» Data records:
---+---

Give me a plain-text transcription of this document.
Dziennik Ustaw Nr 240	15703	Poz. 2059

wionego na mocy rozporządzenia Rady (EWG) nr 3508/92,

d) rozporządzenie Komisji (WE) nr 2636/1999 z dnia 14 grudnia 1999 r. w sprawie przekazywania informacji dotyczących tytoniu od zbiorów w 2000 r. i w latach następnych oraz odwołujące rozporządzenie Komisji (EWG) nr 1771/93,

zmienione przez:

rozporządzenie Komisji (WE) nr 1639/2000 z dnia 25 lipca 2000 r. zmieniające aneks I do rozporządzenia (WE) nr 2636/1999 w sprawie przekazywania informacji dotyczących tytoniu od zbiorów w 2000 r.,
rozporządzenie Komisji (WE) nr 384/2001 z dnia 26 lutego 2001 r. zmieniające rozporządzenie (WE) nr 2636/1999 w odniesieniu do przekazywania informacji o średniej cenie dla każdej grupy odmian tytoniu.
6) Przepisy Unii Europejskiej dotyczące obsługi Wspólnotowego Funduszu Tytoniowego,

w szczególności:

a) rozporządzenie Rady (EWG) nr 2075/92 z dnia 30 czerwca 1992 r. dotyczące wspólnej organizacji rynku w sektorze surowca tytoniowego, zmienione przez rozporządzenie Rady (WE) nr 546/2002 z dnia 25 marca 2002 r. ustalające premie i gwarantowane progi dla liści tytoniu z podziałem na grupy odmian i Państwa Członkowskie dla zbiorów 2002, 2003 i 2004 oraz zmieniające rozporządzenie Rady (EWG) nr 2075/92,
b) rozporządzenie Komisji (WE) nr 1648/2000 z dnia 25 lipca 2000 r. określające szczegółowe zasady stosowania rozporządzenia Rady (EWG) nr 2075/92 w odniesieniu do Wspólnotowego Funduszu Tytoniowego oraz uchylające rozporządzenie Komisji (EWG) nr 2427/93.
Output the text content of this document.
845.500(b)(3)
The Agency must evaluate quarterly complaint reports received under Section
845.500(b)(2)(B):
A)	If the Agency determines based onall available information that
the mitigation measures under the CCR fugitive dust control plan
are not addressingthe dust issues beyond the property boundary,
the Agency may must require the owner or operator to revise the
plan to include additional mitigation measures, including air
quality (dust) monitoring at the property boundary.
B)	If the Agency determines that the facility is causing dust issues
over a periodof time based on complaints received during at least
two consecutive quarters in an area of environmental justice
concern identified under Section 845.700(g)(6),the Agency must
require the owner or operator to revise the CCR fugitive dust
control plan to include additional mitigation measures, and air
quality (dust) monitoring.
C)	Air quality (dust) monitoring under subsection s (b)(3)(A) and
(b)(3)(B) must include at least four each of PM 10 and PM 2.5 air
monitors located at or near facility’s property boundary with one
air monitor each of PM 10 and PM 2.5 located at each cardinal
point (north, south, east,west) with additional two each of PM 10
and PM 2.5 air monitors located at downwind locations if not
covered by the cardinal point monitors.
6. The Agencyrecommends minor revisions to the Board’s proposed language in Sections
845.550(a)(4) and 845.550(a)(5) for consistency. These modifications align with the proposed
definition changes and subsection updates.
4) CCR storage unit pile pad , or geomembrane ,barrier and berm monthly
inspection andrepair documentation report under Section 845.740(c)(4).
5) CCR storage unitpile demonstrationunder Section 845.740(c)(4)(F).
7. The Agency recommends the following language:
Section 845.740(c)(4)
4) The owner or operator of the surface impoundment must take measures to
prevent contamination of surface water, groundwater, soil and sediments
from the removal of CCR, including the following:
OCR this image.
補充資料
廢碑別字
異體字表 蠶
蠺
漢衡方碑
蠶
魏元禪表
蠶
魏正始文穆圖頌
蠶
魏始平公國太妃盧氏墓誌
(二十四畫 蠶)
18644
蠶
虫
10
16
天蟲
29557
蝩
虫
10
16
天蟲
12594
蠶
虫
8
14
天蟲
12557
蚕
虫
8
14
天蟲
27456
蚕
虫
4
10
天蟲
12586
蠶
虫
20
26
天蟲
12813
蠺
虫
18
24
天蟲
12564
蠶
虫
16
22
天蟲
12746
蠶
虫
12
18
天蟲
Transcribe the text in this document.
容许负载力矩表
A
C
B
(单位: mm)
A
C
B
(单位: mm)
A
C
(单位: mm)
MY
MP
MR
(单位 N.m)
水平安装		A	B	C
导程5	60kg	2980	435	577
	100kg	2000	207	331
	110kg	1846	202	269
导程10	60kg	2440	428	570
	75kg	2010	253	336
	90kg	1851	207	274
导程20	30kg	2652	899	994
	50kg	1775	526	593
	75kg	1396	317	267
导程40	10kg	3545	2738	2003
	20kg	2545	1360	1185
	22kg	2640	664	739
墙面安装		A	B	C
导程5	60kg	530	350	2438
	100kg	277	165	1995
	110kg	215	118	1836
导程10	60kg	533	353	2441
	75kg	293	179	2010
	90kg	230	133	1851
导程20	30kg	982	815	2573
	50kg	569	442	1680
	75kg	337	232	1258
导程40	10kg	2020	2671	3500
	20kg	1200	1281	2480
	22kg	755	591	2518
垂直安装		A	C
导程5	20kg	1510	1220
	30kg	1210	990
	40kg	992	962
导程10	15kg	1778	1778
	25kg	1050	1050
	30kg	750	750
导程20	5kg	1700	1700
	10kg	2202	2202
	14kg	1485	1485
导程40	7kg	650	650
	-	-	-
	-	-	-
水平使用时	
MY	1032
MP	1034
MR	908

---+---

» Exercise objective: Begin at the line containing "Transcribe the text in this document." and reproduce each line through the end of the records above.

» Task response:
Transcribe the text in this document.
容许负载力矩表
A
C
B
(单位: mm)
A
C
B
(单位: mm)
A
C
(单位: mm)
MY
MP
MR
(单位 N.m)
水平安装		A	B	C
导程5	60kg	2980	435	577
	100kg	2000	207	331
	110kg	1846	202	269
导程10	60kg	2440	428	570
	75kg	2010	253	336
	90kg	1851	207	274
导程20	30kg	2652	899	994
	50kg	1775	526	593
	75kg	1396	317	267
导程40	10kg	3545	2738	2003
	20kg	2545	1360	1185
	22kg	2640	664	739
墙面安装		A	B	C
导程5	60kg	530	350	2438
	100kg	277	165	1995
	110kg	215	118	1836
导程10	60kg	533	353	2441
	75kg	293	179	2010
	90kg	230	133	1851
导程20	30kg	982	815	2573
	50kg	569	442	1680
	75kg	337	232	1258
导程40	10kg	2020	2671	3500
	20kg	1200	1281	2480
	22kg	755	591	2518
垂直安装		A	C
导程5	20kg	1510	1220
	30kg	1210	990
	40kg	992	962
导程10	15kg	1778	1778
	25kg	1050	1050
	30kg	750	750
导程20	5kg	1700	1700
	10kg	2202	2202
	14kg	1485	1485
导程40	7kg	650	650
	-	-	-
	-	-	-
水平使用时	
MY	1032
MP	1034
MR	908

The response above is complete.